→ WRITTEN INSTRUCTION
Gather up the lines with the word "Captura" in them.

[Stored data entries]
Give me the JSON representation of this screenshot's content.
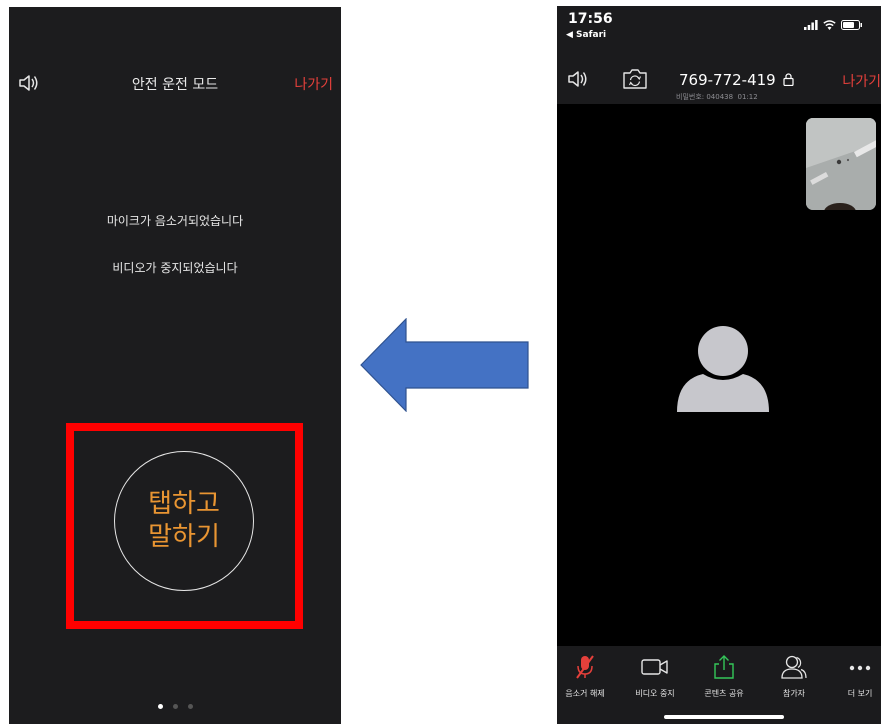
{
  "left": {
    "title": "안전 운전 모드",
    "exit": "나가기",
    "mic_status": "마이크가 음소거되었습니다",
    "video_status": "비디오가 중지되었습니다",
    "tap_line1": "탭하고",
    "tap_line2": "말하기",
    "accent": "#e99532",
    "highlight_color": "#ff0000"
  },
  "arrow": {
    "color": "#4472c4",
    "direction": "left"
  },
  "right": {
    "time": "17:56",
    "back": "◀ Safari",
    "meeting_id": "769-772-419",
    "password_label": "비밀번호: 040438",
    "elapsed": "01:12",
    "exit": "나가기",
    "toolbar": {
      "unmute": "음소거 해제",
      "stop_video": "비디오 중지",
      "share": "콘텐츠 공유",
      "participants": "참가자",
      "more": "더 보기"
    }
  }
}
==
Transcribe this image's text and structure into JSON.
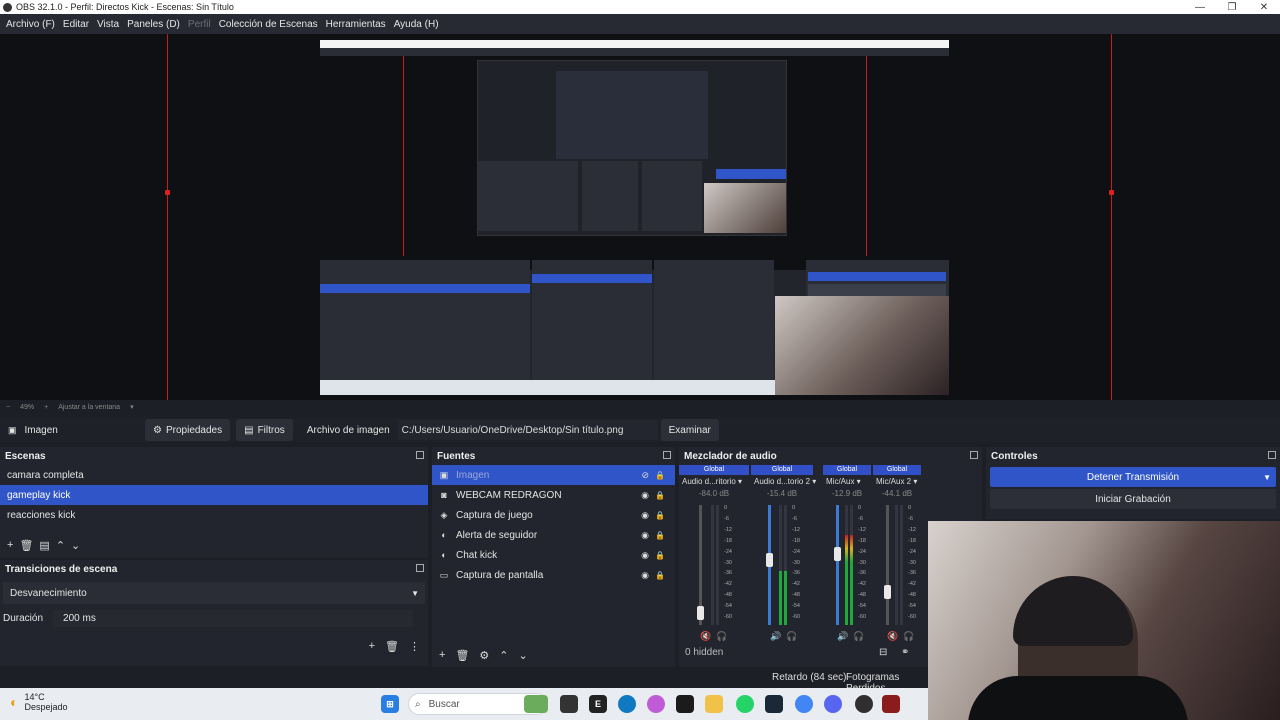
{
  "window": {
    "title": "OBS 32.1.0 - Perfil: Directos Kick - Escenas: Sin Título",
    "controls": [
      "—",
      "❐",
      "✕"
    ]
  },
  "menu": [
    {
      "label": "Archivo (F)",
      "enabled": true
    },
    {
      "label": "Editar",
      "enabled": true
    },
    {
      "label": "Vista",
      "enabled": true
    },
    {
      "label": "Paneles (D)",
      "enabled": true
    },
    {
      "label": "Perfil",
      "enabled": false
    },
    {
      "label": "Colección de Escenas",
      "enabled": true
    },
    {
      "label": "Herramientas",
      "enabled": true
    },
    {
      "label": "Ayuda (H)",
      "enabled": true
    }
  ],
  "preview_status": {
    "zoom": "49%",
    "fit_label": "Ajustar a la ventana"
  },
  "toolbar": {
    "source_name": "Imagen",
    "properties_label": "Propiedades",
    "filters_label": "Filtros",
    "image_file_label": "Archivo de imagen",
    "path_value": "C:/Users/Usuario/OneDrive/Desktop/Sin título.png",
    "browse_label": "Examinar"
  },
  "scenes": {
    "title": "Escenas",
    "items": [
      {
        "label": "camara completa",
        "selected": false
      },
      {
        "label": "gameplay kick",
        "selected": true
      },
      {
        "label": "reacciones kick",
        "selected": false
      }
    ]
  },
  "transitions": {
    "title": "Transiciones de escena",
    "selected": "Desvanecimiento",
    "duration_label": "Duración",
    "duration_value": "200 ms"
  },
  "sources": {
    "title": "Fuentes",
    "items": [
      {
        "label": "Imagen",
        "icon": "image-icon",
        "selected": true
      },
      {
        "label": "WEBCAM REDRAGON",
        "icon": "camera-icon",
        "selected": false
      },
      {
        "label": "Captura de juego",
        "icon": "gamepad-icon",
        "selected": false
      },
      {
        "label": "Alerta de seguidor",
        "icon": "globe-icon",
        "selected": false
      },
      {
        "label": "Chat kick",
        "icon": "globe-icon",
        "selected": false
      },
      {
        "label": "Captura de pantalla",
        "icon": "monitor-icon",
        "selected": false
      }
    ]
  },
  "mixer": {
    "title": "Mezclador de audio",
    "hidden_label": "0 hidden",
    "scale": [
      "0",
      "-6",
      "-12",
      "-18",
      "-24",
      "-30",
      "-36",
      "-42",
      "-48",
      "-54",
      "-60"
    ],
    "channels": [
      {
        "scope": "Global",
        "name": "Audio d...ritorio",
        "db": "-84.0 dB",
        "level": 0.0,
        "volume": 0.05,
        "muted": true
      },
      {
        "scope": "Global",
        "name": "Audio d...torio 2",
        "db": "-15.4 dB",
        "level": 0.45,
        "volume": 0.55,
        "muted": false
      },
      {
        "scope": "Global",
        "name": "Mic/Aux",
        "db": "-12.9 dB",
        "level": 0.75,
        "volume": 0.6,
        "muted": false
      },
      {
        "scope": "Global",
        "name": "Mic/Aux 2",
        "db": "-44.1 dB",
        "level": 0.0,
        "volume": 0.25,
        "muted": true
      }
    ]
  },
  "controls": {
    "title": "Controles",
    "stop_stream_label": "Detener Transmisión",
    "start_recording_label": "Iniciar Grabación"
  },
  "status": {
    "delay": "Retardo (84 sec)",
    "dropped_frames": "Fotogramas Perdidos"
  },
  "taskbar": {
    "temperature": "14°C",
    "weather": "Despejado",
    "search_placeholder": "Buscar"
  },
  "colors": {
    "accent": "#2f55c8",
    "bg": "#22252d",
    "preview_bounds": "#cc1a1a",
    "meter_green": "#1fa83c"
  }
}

→ RESPONSE
        "label": "Captura de juego",
        "label": "Captura de pantalla",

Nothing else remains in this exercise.